#### Task to complete
What follows is a listing. Return every line of it exactly.

======== Records for this task

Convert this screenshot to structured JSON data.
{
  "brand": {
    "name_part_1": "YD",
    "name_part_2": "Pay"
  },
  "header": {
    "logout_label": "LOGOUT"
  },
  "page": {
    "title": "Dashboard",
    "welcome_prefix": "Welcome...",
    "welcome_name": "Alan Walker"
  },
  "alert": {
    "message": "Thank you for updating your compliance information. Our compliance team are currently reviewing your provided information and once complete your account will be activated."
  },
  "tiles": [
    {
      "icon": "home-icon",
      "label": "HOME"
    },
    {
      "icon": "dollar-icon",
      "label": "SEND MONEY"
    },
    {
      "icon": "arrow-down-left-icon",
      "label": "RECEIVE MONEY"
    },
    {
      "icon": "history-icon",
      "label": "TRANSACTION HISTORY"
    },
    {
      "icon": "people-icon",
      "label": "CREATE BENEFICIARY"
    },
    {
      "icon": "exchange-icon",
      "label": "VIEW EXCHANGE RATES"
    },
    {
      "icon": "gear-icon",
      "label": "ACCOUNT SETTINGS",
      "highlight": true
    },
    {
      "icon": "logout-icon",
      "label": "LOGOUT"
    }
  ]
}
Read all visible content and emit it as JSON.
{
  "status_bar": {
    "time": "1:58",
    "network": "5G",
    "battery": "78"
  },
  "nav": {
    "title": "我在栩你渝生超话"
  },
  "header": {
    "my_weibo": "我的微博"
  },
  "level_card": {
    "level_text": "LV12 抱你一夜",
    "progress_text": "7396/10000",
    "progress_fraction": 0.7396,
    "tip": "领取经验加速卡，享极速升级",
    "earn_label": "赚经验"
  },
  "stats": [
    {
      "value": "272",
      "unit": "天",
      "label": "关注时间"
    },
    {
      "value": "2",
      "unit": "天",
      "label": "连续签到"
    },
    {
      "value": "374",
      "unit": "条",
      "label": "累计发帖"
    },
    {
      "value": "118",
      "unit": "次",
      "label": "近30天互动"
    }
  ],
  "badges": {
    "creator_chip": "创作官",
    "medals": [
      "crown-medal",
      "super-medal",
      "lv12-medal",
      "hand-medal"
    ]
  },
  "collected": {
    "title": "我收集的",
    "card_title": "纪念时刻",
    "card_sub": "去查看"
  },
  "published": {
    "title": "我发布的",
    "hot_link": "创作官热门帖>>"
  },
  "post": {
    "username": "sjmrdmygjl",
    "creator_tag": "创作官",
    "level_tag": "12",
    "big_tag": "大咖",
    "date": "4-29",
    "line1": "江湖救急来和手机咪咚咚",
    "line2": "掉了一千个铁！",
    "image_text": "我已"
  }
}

================

#### Response to the exercise
Convert this screenshot to structured JSON data.
{
  "brand": {
    "name_part_1": "YD",
    "name_part_2": "Pay"
  },
  "header": {
    "logout_label": "LOGOUT"
  },
  "page": {
    "title": "Dashboard",
    "welcome_prefix": "Welcome...",
    "welcome_name": "Alan Walker"
  },
  "alert": {
    "message": "Thank you for updating your compliance information. Our compliance team are currently reviewing your provided information and once complete your account will be activated."
  },
  "tiles": [
    {
      "icon": "home-icon",
      "label": "HOME"
    },
    {
      "icon": "dollar-icon",
      "label": "SEND MONEY"
    },
    {
      "icon": "arrow-down-left-icon",
      "label": "RECEIVE MONEY"
    },
    {
      "icon": "history-icon",
      "label": "TRANSACTION HISTORY"
    },
    {
      "icon": "people-icon",
      "label": "CREATE BENEFICIARY"
    },
    {
      "icon": "exchange-icon",
      "label": "VIEW EXCHANGE RATES"
    },
    {
      "icon": "gear-icon",
      "label": "ACCOUNT SETTINGS",
      "highlight": true
    },
    {
      "icon": "logout-icon",
      "label": "LOGOUT"
    }
  ]
}
Read all visible content and emit it as JSON.
{
  "status_bar": {
    "time": "1:58",
    "network": "5G",
    "battery": "78"
  },
  "nav": {
    "title": "我在栩你渝生超话"
  },
  "header": {
    "my_weibo": "我的微博"
  },
  "level_card": {
    "level_text": "LV12 抱你一夜",
    "progress_text": "7396/10000",
    "progress_fraction": 0.7396,
    "tip": "领取经验加速卡，享极速升级",
    "earn_label": "赚经验"
  },
  "stats": [
    {
      "value": "272",
      "unit": "天",
      "label": "关注时间"
    },
    {
      "value": "2",
      "unit": "天",
      "label": "连续签到"
    },
    {
      "value": "374",
      "unit": "条",
      "label": "累计发帖"
    },
    {
      "value": "118",
      "unit": "次",
      "label": "近30天互动"
    }
  ],
  "badges": {
    "creator_chip": "创作官",
    "medals": [
      "crown-medal",
      "super-medal",
      "lv12-medal",
      "hand-medal"
    ]
  },
  "collected": {
    "title": "我收集的",
    "card_title": "纪念时刻",
    "card_sub": "去查看"
  },
  "published": {
    "title": "我发布的",
    "hot_link": "创作官热门帖>>"
  },
  "post": {
    "username": "sjmrdmygjl",
    "creator_tag": "创作官",
    "level_tag": "12",
    "big_tag": "大咖",
    "date": "4-29",
    "line1": "江湖救急来和手机咪咚咚",
    "line2": "掉了一千个铁！",
    "image_text": "我已"
  }
}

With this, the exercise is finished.